--- Items ---

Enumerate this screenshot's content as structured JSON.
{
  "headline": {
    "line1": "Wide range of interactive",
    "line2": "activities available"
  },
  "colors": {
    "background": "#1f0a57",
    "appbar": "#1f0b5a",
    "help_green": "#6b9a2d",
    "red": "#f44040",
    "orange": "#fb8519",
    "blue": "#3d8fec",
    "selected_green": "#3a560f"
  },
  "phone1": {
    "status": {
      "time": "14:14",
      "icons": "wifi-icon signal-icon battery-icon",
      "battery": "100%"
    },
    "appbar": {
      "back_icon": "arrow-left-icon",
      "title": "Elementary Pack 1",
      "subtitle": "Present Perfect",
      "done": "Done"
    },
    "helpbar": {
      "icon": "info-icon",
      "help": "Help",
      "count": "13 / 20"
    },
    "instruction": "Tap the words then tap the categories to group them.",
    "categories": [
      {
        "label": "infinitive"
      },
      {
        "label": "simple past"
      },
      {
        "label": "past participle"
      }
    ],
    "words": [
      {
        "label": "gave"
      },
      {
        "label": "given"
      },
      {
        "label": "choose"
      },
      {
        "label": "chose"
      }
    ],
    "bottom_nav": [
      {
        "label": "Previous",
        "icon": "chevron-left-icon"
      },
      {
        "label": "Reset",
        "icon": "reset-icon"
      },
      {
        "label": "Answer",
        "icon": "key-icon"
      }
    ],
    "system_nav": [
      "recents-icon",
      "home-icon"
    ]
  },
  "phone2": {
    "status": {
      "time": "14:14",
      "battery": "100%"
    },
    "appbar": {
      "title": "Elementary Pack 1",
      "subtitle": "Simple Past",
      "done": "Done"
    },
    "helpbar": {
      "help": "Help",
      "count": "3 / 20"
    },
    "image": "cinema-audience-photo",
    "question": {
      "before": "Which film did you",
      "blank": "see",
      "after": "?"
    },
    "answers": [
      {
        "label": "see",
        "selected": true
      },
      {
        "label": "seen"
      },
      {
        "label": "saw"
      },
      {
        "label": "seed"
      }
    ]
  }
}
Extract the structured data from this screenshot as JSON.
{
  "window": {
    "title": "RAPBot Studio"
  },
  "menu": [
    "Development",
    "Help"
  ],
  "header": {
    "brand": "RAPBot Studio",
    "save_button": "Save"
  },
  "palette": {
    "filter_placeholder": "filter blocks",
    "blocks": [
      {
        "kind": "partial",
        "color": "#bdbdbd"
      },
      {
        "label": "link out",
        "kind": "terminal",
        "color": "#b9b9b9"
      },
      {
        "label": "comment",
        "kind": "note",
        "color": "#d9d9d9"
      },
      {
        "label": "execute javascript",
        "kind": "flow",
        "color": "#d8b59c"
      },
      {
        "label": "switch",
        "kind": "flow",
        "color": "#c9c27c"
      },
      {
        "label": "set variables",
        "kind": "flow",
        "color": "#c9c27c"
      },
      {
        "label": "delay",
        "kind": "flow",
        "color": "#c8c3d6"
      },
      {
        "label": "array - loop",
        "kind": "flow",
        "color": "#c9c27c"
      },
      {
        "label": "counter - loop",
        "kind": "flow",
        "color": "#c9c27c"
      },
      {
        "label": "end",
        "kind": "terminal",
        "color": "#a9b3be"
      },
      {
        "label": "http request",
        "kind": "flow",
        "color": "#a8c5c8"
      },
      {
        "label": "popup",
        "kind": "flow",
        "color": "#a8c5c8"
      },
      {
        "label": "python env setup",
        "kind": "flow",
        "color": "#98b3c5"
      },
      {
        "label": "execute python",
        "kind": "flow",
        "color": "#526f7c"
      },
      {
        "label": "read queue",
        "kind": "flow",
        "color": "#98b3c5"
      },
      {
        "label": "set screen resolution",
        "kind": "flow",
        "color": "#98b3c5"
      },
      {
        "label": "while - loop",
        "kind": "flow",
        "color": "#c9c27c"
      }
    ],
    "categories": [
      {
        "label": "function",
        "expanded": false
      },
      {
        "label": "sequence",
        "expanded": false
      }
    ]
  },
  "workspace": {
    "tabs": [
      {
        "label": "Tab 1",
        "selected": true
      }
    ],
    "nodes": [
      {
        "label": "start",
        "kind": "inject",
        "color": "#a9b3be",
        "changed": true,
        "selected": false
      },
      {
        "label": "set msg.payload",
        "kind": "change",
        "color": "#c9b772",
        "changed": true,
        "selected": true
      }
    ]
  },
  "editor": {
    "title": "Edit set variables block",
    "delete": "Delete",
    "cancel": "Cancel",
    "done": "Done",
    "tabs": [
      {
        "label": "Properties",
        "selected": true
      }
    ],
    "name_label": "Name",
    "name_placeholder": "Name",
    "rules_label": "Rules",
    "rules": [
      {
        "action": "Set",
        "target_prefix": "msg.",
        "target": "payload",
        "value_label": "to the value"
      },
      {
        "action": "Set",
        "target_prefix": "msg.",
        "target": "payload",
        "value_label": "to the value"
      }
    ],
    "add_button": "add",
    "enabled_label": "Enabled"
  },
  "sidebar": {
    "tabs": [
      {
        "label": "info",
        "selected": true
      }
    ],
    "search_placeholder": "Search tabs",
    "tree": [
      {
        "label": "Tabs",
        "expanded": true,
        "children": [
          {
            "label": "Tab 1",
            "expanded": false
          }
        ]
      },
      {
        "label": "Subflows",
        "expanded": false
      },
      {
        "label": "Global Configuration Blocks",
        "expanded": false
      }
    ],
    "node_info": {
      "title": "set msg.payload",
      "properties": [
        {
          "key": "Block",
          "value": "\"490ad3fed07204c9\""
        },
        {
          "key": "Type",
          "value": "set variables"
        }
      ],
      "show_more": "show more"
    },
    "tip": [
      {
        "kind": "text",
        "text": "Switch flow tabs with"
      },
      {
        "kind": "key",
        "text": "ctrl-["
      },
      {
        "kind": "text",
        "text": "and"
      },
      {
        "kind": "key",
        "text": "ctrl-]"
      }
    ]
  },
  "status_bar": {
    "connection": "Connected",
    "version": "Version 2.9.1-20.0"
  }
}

---

## Exercise prompt
Select and copy each line from the data that includes the word "Name".

## Solution to this exercise
    "name_label": "Name",
    "name_placeholder": "Name",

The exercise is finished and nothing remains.